-- ЗАДАЧИ ДЛЯ РЕШЕНИЯ --
1 > Переведите на английский язык предложение из текста о совещании у царя: «Министр финансов Абаза, раздраженный лакейством Макова, не без горячности поддерживал лорис-меликовский проект, уверяя царя, что самодержавие останется незыблемым, несмотря ни на что».
2 > Какую должность занимал Маков, согласно тексту о совещании у царя?
3 > Допишите текст о совещании у царя, начав сразу после его последней фразы.

++++ ИСХОДНЫЙ ТЕКСТ

Императоры. Психологические портреты - Страница 113


К оглавлению

113

Потом говорил Милютин. По его мнению, предложенная мера решительно необходима. Несчастный выстрел Каракозова помешал делу реформ, и разлад между правительством и обществом слишком опасен. Надо выразить обществу внимание и доверие, пригласив депутатов для государственного совещания. Весть о предполагаемых новых мерах проникла и за границу…

Тогда Александр Александрович перебил министра: – Да, но император Вильгельм, до которого дошел слух о том, будто бы батюшка хочет дать России конституцию, умолял его в собственноручном письме не делать этого…

Тщетно Милютин, продолжая речь, старался доказать, что в проекте нет и тени конституции, царь смотрел на него недоверчивыми, непонимающими глазами.

Выступил министр почт Маков. Этот не поскупился на такие верноподданнические восклицания, что даже сам Александр Александрович замотал головой, как будто его душил галстук.

Министр финансов Абаза, раздраженный лакейством Макова, не без горячности поддерживал лорис-меликовский проект, уверяя царя, что самодержавие останется незыблемым, несмотря ни на что.

Тогда выступил Лорис-Меликов. Он очень понимает, как трудно идти навстречу пожеланиям общества в дни таких испытаний и потрясений, но другого нет выхода. Он, Лорис-Меликов, сознает свою вину перед Россией, потому что он не уберег государя, но, видит Бог, он служил ему всей душой и всеми силами. OR просил об отставке, но его величеству не угодно было уволить его, Лорис-Меликова…

Александр кивнул головою:

– Я знал, что вы, Михаил Тариелович, сделали все, что могли.

++++++++
++++ МАТЕРИАЛ

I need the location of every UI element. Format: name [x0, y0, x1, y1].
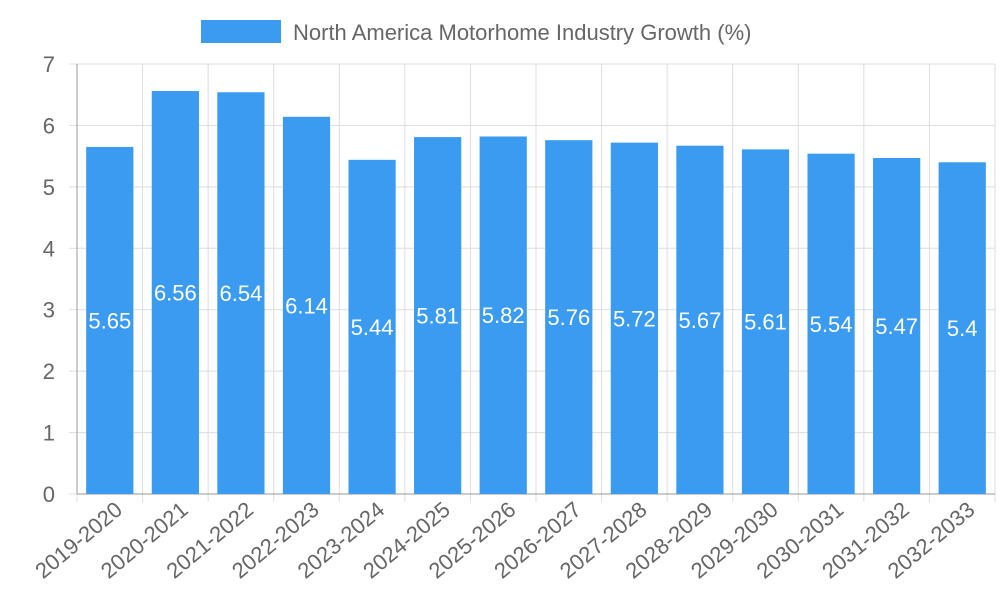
bar-2032-2033[interactable] — [938, 162, 986, 495]
legend-label: North America Motorhome Industry Growth … — [293, 20, 751, 45]
y-tick-label: 5 — [43, 175, 55, 200]
data-label: 5.61 — [744, 310, 787, 335]
y-tick-label: 1 — [43, 421, 55, 446]
data-label: 5.82 — [482, 303, 525, 328]
y-tick-label: 0 — [43, 482, 55, 507]
legend[interactable]: North America Motorhome Industry Growth … — [201, 20, 751, 45]
data-label: 5.47 — [875, 314, 918, 339]
y-tick-label: 3 — [43, 298, 55, 323]
bar-2030-2031[interactable] — [807, 153, 855, 494]
data-label: 5.65 — [88, 308, 131, 333]
legend-swatch — [201, 20, 281, 43]
bar-2023-2024[interactable] — [348, 159, 396, 495]
bar-2025-2026[interactable] — [479, 136, 527, 494]
y-tick-label: 2 — [43, 359, 55, 384]
bar-2021-2022[interactable] — [217, 92, 265, 494]
y-tick-label: 6 — [43, 113, 55, 138]
data-label: 6.14 — [285, 293, 328, 318]
data-label: 5.67 — [679, 308, 722, 333]
data-label: 6.54 — [220, 281, 263, 306]
bar-2026-2027[interactable] — [545, 140, 593, 494]
x-tick-labels: 2019-20202020-20212021-20222022-20232023… — [30, 497, 979, 584]
data-label: 5.54 — [810, 312, 853, 337]
data-label: 5.76 — [547, 305, 590, 330]
data-label: 5.4 — [947, 316, 978, 341]
bar-2028-2029[interactable] — [676, 145, 724, 494]
data-label: 5.44 — [351, 315, 394, 340]
bar-2031-2032[interactable] — [873, 157, 921, 494]
gridlines — [76, 63, 996, 502]
data-label: 6.56 — [154, 281, 197, 306]
bar-2020-2021[interactable] — [151, 91, 199, 495]
data-labels: 5.65 6.56 6.54 6.14 5.44 5.81 5.82 5.76 5.72 5.67… — [88, 281, 977, 342]
bars — [86, 91, 986, 495]
bar-2024-2025[interactable] — [414, 137, 462, 494]
y-tick-label: 4 — [43, 236, 55, 261]
bar-2027-2028[interactable] — [610, 142, 658, 494]
bar-2029-2030[interactable] — [741, 149, 790, 494]
data-label: 5.81 — [416, 304, 459, 329]
data-label: 5.72 — [613, 306, 656, 331]
y-tick-label: 7 — [43, 52, 55, 77]
bar-2022-2023[interactable] — [282, 116, 331, 494]
bar-2019-2020[interactable] — [86, 146, 134, 494]
y-tick-labels: 0 1 2 3 4 5 6 7 — [43, 52, 55, 507]
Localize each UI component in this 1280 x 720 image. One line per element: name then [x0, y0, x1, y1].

++++++++

-- ОТВЕТЫ К ЗАДАНИЯМ --
1 > Finance Minister Abaza, irritated by Makov's servility, supported Loris-Melikov's project with considerable heat, assuring the tsar that autocracy would remain unshakable no matter what.

2 > Маков был министром почт.

3 >
Теперь очередь дошла до Победоносцева. Он был белый как полотно. Бескровными губами, задыхаясь от волнения, он произносил речь, как заклятия. Он в отчаянии. Когда-то польские патриоты кричали о гибели родины – «Finis Poloniae!». Теперь, кажется, приходится нам, русским, кричать – «Finis Russiae!» – «Конец России!». Проект министра дышит фальшью. Явно, что хотят внести конституцию, не произнося страшного слова. Почему депутаты будут выражать действительное мнение страны? Почему? Все это ложь и обман…

– Да, – сказал государь, – я то же думаю. В Дании мне говорили министры, что депутаты, заседающие в палате, не могут считаться выразителями действительных народных потребностей.

Победоносцев выпил стакан воды и продолжал:

– Нам предлагают устроить говорильню вроде французских «Etats generaux». Но у нас и так слишком много этих говорилен – земские, городские, судебные… Все болтают, и никто не работает. Хотят устроить всероссийскую верховную говорильню. И теперь, когда по ту сторону Невы, рукой подать отсюда, лежит в Петропавловском соборе еще не погребенный прах благодушного царя, который среди бела дня растерзан русскими людьми, нам решаются говорить об ограничении самодержавия! Мы должны сейчас не о конституции говорить, а каяться всенародно, что не сумели охранить праведника. На нас всех лежит клеймо несмываемого позора…

У Александра Александровича опухли глаза, и он пробормотал:

– Сущая правда. Мы все виноваты. Я первый обвиняю себя.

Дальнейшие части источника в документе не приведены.